AIM OF THE EXERCISE:
Repeat all the material exactly; pictures stay out of your copy.

◆ ◆ ◆ ◆ ◆ ◆ ◆

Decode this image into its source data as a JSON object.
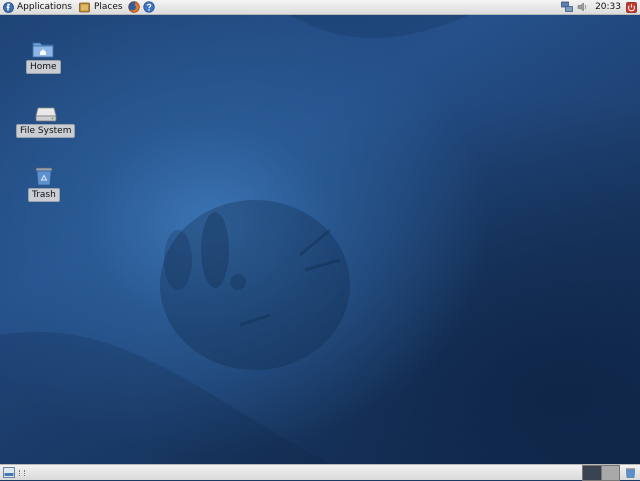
{
  "top_panel": {
    "applications_label": "Applications",
    "places_label": "Places",
    "clock": "20:33"
  },
  "desktop": {
    "icons": [
      {
        "label": "Home",
        "icon": "home-folder-icon"
      },
      {
        "label": "File System",
        "icon": "drive-icon"
      },
      {
        "label": "Trash",
        "icon": "trash-icon"
      }
    ]
  },
  "bottom_panel": {
    "workspaces": [
      {
        "active": true
      },
      {
        "active": false
      }
    ]
  },
  "colors": {
    "desktop_base": "#1b3a63",
    "desktop_glow": "#3c76b6",
    "panel": "#e6e6e6"
  }
}
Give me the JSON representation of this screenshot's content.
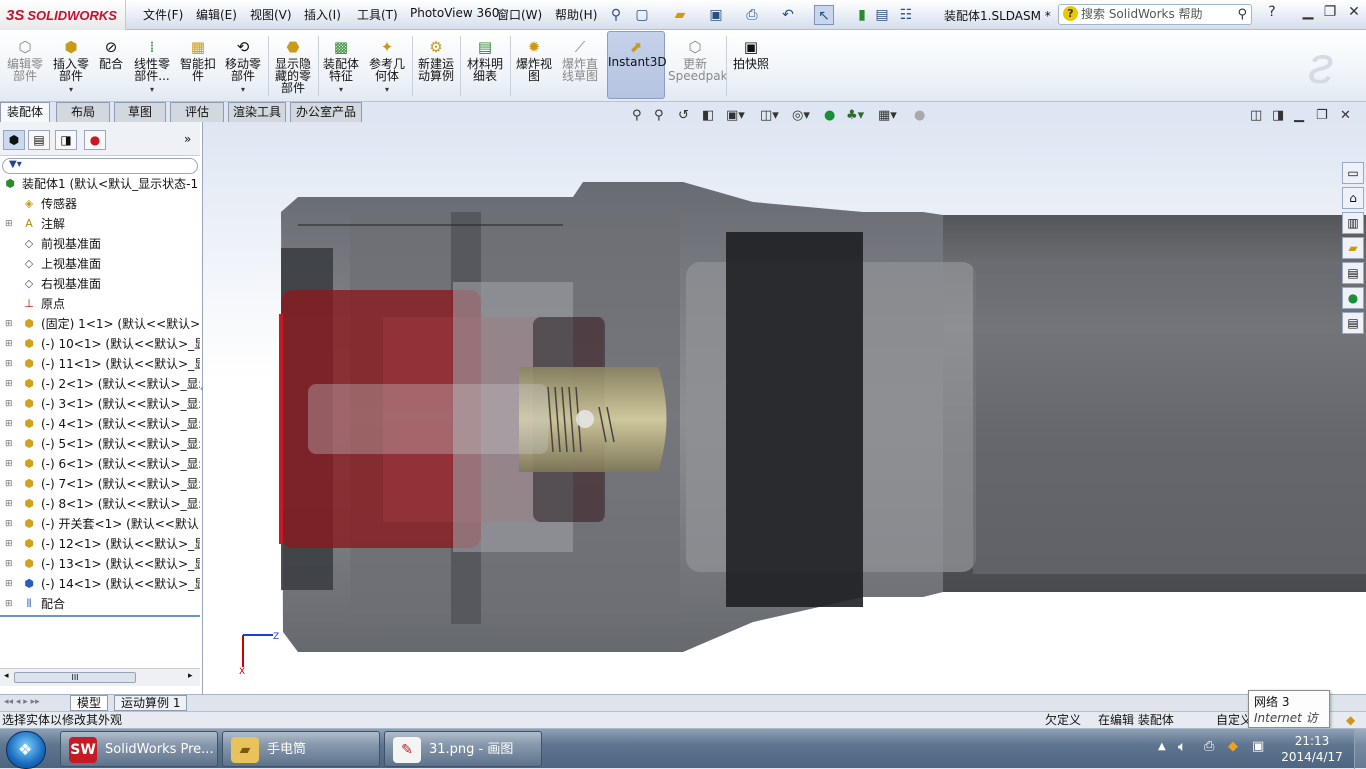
{
  "app": {
    "logo": "SOLIDWORKS",
    "logo_ds": "3S",
    "doc_title": "装配体1.SLDASM *",
    "search_placeholder": "搜索 SolidWorks 帮助"
  },
  "menus": [
    "文件(F)",
    "编辑(E)",
    "视图(V)",
    "插入(I)",
    "工具(T)",
    "PhotoView 360",
    "窗口(W)",
    "帮助(H)"
  ],
  "ribbon": [
    {
      "label": "编辑零部件",
      "icon": "edit-component-icon",
      "enabled": false
    },
    {
      "label": "插入零部件",
      "icon": "insert-component-icon",
      "enabled": true
    },
    {
      "label": "配合",
      "icon": "mate-icon",
      "enabled": true
    },
    {
      "label": "线性零部件...",
      "icon": "linear-pattern-icon",
      "enabled": true
    },
    {
      "label": "智能扣件",
      "icon": "smart-fastener-icon",
      "enabled": true
    },
    {
      "label": "移动零部件",
      "icon": "move-component-icon",
      "enabled": true
    },
    {
      "label": "显示隐藏的零部件",
      "icon": "show-hidden-icon",
      "enabled": true
    },
    {
      "label": "装配体特征",
      "icon": "assembly-feature-icon",
      "enabled": true
    },
    {
      "label": "参考几何体",
      "icon": "reference-geometry-icon",
      "enabled": true
    },
    {
      "label": "新建运动算例",
      "icon": "motion-study-icon",
      "enabled": true
    },
    {
      "label": "材料明细表",
      "icon": "bom-icon",
      "enabled": true
    },
    {
      "label": "爆炸视图",
      "icon": "explode-view-icon",
      "enabled": true
    },
    {
      "label": "爆炸直线草图",
      "icon": "explode-line-icon",
      "enabled": false
    },
    {
      "label": "Instant3D",
      "icon": "instant3d-icon",
      "enabled": true,
      "active": true
    },
    {
      "label": "更新Speedpak",
      "icon": "speedpak-icon",
      "enabled": false
    },
    {
      "label": "拍快照",
      "icon": "snapshot-icon",
      "enabled": true
    }
  ],
  "tabs": [
    "装配体",
    "布局",
    "草图",
    "评估",
    "渲染工具",
    "办公室产品"
  ],
  "tree": [
    {
      "label": "装配体1 (默认<默认_显示状态-1",
      "icon": "assembly-icon",
      "expand": false
    },
    {
      "label": "传感器",
      "icon": "sensor-icon",
      "expand": false
    },
    {
      "label": "注解",
      "icon": "annotation-icon",
      "expand": true
    },
    {
      "label": "前视基准面",
      "icon": "plane-icon",
      "expand": false
    },
    {
      "label": "上视基准面",
      "icon": "plane-icon",
      "expand": false
    },
    {
      "label": "右视基准面",
      "icon": "plane-icon",
      "expand": false
    },
    {
      "label": "原点",
      "icon": "origin-icon",
      "expand": false
    },
    {
      "label": "(固定) 1<1> (默认<<默认>_显",
      "icon": "part-icon",
      "expand": true
    },
    {
      "label": "(-) 10<1> (默认<<默认>_显示",
      "icon": "part-icon",
      "expand": true
    },
    {
      "label": "(-) 11<1> (默认<<默认>_显示",
      "icon": "part-icon",
      "expand": true
    },
    {
      "label": "(-) 2<1> (默认<<默认>_显示",
      "icon": "part-icon",
      "expand": true
    },
    {
      "label": "(-) 3<1> (默认<<默认>_显示",
      "icon": "part-icon",
      "expand": true
    },
    {
      "label": "(-) 4<1> (默认<<默认>_显示",
      "icon": "part-icon",
      "expand": true
    },
    {
      "label": "(-) 5<1> (默认<<默认>_显示",
      "icon": "part-icon",
      "expand": true
    },
    {
      "label": "(-) 6<1> (默认<<默认>_显示",
      "icon": "part-icon",
      "expand": true
    },
    {
      "label": "(-) 7<1> (默认<<默认>_显示",
      "icon": "part-icon",
      "expand": true
    },
    {
      "label": "(-) 8<1> (默认<<默认>_显示",
      "icon": "part-icon",
      "expand": true
    },
    {
      "label": "(-) 开关套<1> (默认<<默认>",
      "icon": "part-icon",
      "expand": true
    },
    {
      "label": "(-) 12<1> (默认<<默认>_显示",
      "icon": "part-icon",
      "expand": true
    },
    {
      "label": "(-) 13<1> (默认<<默认>_显示",
      "icon": "part-icon",
      "expand": true
    },
    {
      "label": "(-) 14<1> (默认<<默认>_显示",
      "icon": "part-blue-icon",
      "expand": true
    },
    {
      "label": "配合",
      "icon": "mates-folder-icon",
      "expand": true
    }
  ],
  "bottom_tabs": [
    "模型",
    "运动算例 1"
  ],
  "status": {
    "left": "选择实体以修改其外观",
    "custom": "欠定义",
    "editing": "在编辑 装配体",
    "customize": "自定义"
  },
  "tooltip": {
    "line1": "网络 3",
    "line2": "Internet 访问"
  },
  "taskbar": [
    {
      "label": "SolidWorks Pre...",
      "icon": "solidworks-icon"
    },
    {
      "label": "手电筒",
      "icon": "folder-icon"
    },
    {
      "label": "31.png - 画图",
      "icon": "paint-icon"
    }
  ],
  "clock": {
    "time": "21:13",
    "date": "2014/4/17"
  },
  "axes": {
    "x": "X",
    "z": "Z"
  },
  "colors": {
    "brand": "#c8102e",
    "selected_tab": "#f6f8fb",
    "taskbar": "#5f7690"
  }
}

◆ ◆ ◆ ◆ ◆ ◆ ◆

TASK RESULT:
Decode this image into its source data as a JSON object.
{
  "top_panel": {
    "applications_label": "Applications",
    "places_label": "Places",
    "clock": "20:33"
  },
  "desktop": {
    "icons": [
      {
        "label": "Home",
        "icon": "home-folder-icon"
      },
      {
        "label": "File System",
        "icon": "drive-icon"
      },
      {
        "label": "Trash",
        "icon": "trash-icon"
      }
    ]
  },
  "bottom_panel": {
    "workspaces": [
      {
        "active": true
      },
      {
        "active": false
      }
    ]
  },
  "colors": {
    "desktop_base": "#1b3a63",
    "desktop_glow": "#3c76b6",
    "panel": "#e6e6e6"
  }
}
Give me the JSON representation of this screenshot's content.
{
  "app": {
    "logo": "SOLIDWORKS",
    "logo_ds": "3S",
    "doc_title": "装配体1.SLDASM *",
    "search_placeholder": "搜索 SolidWorks 帮助"
  },
  "menus": [
    "文件(F)",
    "编辑(E)",
    "视图(V)",
    "插入(I)",
    "工具(T)",
    "PhotoView 360",
    "窗口(W)",
    "帮助(H)"
  ],
  "ribbon": [
    {
      "label": "编辑零部件",
      "icon": "edit-component-icon",
      "enabled": false
    },
    {
      "label": "插入零部件",
      "icon": "insert-component-icon",
      "enabled": true
    },
    {
      "label": "配合",
      "icon": "mate-icon",
      "enabled": true
    },
    {
      "label": "线性零部件...",
      "icon": "linear-pattern-icon",
      "enabled": true
    },
    {
      "label": "智能扣件",
      "icon": "smart-fastener-icon",
      "enabled": true
    },
    {
      "label": "移动零部件",
      "icon": "move-component-icon",
      "enabled": true
    },
    {
      "label": "显示隐藏的零部件",
      "icon": "show-hidden-icon",
      "enabled": true
    },
    {
      "label": "装配体特征",
      "icon": "assembly-feature-icon",
      "enabled": true
    },
    {
      "label": "参考几何体",
      "icon": "reference-geometry-icon",
      "enabled": true
    },
    {
      "label": "新建运动算例",
      "icon": "motion-study-icon",
      "enabled": true
    },
    {
      "label": "材料明细表",
      "icon": "bom-icon",
      "enabled": true
    },
    {
      "label": "爆炸视图",
      "icon": "explode-view-icon",
      "enabled": true
    },
    {
      "label": "爆炸直线草图",
      "icon": "explode-line-icon",
      "enabled": false
    },
    {
      "label": "Instant3D",
      "icon": "instant3d-icon",
      "enabled": true,
      "active": true
    },
    {
      "label": "更新Speedpak",
      "icon": "speedpak-icon",
      "enabled": false
    },
    {
      "label": "拍快照",
      "icon": "snapshot-icon",
      "enabled": true
    }
  ],
  "tabs": [
    "装配体",
    "布局",
    "草图",
    "评估",
    "渲染工具",
    "办公室产品"
  ],
  "tree": [
    {
      "label": "装配体1 (默认<默认_显示状态-1",
      "icon": "assembly-icon",
      "expand": false
    },
    {
      "label": "传感器",
      "icon": "sensor-icon",
      "expand": false
    },
    {
      "label": "注解",
      "icon": "annotation-icon",
      "expand": true
    },
    {
      "label": "前视基准面",
      "icon": "plane-icon",
      "expand": false
    },
    {
      "label": "上视基准面",
      "icon": "plane-icon",
      "expand": false
    },
    {
      "label": "右视基准面",
      "icon": "plane-icon",
      "expand": false
    },
    {
      "label": "原点",
      "icon": "origin-icon",
      "expand": false
    },
    {
      "label": "(固定) 1<1> (默认<<默认>_显",
      "icon": "part-icon",
      "expand": true
    },
    {
      "label": "(-) 10<1> (默认<<默认>_显示",
      "icon": "part-icon",
      "expand": true
    },
    {
      "label": "(-) 11<1> (默认<<默认>_显示",
      "icon": "part-icon",
      "expand": true
    },
    {
      "label": "(-) 2<1> (默认<<默认>_显示",
      "icon": "part-icon",
      "expand": true
    },
    {
      "label": "(-) 3<1> (默认<<默认>_显示",
      "icon": "part-icon",
      "expand": true
    },
    {
      "label": "(-) 4<1> (默认<<默认>_显示",
      "icon": "part-icon",
      "expand": true
    },
    {
      "label": "(-) 5<1> (默认<<默认>_显示",
      "icon": "part-icon",
      "expand": true
    },
    {
      "label": "(-) 6<1> (默认<<默认>_显示",
      "icon": "part-icon",
      "expand": true
    },
    {
      "label": "(-) 7<1> (默认<<默认>_显示",
      "icon": "part-icon",
      "expand": true
    },
    {
      "label": "(-) 8<1> (默认<<默认>_显示",
      "icon": "part-icon",
      "expand": true
    },
    {
      "label": "(-) 开关套<1> (默认<<默认>",
      "icon": "part-icon",
      "expand": true
    },
    {
      "label": "(-) 12<1> (默认<<默认>_显示",
      "icon": "part-icon",
      "expand": true
    },
    {
      "label": "(-) 13<1> (默认<<默认>_显示",
      "icon": "part-icon",
      "expand": true
    },
    {
      "label": "(-) 14<1> (默认<<默认>_显示",
      "icon": "part-blue-icon",
      "expand": true
    },
    {
      "label": "配合",
      "icon": "mates-folder-icon",
      "expand": true
    }
  ],
  "bottom_tabs": [
    "模型",
    "运动算例 1"
  ],
  "status": {
    "left": "选择实体以修改其外观",
    "custom": "欠定义",
    "editing": "在编辑 装配体",
    "customize": "自定义"
  },
  "tooltip": {
    "line1": "网络 3",
    "line2": "Internet 访问"
  },
  "taskbar": [
    {
      "label": "SolidWorks Pre...",
      "icon": "solidworks-icon"
    },
    {
      "label": "手电筒",
      "icon": "folder-icon"
    },
    {
      "label": "31.png - 画图",
      "icon": "paint-icon"
    }
  ],
  "clock": {
    "time": "21:13",
    "date": "2014/4/17"
  },
  "axes": {
    "x": "X",
    "z": "Z"
  },
  "colors": {
    "brand": "#c8102e",
    "selected_tab": "#f6f8fb",
    "taskbar": "#5f7690"
  }
}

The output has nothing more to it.